Extract each line bearing the word "переживание".

DATA FOR PROCESSING:
+===+

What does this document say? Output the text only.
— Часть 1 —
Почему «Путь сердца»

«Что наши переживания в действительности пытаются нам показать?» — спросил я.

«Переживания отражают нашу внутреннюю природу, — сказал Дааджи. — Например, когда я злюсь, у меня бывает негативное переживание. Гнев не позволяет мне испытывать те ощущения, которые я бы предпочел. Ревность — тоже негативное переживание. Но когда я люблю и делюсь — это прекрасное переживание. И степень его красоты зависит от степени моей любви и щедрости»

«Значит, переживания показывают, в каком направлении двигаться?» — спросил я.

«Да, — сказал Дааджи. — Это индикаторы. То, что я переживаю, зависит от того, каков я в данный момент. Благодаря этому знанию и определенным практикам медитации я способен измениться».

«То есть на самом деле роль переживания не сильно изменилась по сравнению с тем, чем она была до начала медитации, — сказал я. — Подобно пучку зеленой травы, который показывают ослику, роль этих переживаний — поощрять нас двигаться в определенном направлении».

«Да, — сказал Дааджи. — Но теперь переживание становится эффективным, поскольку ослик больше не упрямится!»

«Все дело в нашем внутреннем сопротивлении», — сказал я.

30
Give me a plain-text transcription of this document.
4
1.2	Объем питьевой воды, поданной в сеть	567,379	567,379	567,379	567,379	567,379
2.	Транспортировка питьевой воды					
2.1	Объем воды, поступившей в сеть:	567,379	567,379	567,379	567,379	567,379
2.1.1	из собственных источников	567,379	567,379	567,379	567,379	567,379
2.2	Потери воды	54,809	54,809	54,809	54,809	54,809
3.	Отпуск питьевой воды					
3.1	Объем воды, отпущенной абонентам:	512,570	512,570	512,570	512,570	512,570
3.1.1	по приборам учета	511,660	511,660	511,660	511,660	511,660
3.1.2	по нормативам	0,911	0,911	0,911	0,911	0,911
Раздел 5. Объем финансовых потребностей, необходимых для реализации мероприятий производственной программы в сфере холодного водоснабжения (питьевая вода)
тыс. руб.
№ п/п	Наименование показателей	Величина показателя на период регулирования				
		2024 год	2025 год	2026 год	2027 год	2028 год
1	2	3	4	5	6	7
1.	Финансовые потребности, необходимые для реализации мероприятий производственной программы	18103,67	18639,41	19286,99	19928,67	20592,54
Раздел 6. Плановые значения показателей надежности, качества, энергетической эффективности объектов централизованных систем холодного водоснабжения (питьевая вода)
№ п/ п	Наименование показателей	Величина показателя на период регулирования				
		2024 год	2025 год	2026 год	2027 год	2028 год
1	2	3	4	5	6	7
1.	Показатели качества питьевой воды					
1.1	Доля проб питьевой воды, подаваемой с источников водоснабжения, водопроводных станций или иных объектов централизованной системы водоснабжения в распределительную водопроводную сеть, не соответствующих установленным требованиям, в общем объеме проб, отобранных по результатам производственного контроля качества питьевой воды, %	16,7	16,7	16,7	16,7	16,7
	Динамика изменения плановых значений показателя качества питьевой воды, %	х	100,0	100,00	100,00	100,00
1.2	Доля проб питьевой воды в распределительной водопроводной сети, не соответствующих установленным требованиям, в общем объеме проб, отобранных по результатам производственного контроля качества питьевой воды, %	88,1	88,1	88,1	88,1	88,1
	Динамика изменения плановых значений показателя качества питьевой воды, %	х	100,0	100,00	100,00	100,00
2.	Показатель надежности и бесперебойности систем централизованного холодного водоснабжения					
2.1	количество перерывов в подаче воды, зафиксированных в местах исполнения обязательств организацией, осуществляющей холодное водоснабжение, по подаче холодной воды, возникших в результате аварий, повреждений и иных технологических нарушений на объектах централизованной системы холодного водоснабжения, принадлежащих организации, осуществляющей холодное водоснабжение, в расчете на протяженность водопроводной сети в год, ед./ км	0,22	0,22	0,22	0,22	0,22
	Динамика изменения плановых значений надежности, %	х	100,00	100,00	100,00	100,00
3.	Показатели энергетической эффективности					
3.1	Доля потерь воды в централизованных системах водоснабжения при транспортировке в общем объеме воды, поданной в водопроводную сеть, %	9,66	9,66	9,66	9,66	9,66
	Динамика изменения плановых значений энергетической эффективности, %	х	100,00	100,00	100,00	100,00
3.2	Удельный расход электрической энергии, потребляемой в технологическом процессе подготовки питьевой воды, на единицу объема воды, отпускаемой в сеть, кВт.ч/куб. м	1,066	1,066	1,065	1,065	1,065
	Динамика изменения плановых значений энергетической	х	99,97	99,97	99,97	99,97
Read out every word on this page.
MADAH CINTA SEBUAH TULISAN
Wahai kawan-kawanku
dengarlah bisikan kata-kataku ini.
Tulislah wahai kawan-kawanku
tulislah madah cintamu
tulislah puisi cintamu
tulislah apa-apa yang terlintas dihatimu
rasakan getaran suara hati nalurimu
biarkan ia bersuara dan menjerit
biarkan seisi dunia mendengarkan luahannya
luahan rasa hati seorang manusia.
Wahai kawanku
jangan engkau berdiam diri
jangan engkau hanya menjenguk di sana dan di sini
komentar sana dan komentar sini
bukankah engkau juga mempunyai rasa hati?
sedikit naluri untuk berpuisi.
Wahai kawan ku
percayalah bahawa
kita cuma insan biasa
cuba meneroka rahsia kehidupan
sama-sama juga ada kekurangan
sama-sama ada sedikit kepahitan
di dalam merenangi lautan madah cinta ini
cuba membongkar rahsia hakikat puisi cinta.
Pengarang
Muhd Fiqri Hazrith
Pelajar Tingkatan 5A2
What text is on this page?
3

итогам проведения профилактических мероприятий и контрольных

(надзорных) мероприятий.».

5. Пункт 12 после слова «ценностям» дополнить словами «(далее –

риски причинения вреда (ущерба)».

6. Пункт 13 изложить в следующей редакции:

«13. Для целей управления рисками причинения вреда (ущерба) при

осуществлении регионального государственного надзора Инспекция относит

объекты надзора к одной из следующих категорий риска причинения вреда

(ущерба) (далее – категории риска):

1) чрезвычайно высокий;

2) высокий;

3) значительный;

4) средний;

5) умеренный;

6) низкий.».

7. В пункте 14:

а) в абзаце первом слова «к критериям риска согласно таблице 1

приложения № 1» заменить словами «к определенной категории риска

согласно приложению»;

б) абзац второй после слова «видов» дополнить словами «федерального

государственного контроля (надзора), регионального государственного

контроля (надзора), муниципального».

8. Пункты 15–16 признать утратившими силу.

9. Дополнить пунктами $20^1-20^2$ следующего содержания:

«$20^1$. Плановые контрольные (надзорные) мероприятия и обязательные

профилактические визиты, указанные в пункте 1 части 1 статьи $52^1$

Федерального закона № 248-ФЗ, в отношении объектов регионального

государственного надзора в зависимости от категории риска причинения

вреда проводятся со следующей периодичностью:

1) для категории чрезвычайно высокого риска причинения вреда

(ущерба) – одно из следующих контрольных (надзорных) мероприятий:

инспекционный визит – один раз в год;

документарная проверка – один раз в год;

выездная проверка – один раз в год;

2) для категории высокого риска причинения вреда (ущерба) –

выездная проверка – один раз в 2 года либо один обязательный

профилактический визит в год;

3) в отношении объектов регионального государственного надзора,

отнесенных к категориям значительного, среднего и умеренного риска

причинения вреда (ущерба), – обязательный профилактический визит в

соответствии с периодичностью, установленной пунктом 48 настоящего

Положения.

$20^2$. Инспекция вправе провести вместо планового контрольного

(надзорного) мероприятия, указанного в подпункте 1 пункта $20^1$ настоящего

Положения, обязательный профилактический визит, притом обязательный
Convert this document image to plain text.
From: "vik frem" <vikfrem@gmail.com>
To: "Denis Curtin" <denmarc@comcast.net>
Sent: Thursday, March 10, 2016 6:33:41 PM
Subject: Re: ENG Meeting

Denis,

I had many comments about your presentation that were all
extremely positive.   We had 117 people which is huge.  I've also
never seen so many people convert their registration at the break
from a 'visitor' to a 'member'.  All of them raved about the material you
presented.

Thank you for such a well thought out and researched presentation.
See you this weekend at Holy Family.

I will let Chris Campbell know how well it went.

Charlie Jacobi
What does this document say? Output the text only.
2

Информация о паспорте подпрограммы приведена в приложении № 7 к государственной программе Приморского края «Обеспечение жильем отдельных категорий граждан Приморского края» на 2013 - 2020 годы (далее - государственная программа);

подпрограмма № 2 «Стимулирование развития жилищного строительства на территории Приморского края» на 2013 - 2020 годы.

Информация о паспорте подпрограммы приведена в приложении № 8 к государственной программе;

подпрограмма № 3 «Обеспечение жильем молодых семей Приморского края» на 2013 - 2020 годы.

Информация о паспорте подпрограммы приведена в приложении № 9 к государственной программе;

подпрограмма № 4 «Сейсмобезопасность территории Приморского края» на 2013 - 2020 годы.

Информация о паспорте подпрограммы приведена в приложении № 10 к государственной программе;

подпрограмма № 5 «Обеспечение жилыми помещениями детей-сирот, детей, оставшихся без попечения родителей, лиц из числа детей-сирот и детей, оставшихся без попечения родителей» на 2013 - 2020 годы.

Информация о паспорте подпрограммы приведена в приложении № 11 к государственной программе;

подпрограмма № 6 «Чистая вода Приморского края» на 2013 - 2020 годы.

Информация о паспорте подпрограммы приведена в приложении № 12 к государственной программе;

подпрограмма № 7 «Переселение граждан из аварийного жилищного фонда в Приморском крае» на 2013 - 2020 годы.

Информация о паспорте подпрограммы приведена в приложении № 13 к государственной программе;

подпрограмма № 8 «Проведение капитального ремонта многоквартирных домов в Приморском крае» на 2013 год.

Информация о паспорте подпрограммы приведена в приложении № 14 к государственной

+===+

OUTPUT FOR THIS EXERCISE:
«Переживания отражают нашу внутреннюю природу, — сказал Дааджи. — Например, когда я злюсь, у меня бывает негативное переживание. Гнев не позволяет мне испытывать те ощущения, которые я бы предпочел. Ревность — тоже негативное переживание. Но когда я люблю и делюсь — это прекрасное переживание. И степень его красоты зависит от степени моей любви и щедрости»
«Да, — сказал Дааджи. — Но теперь переживание становится эффективным, поскольку ослик больше не упрямится!»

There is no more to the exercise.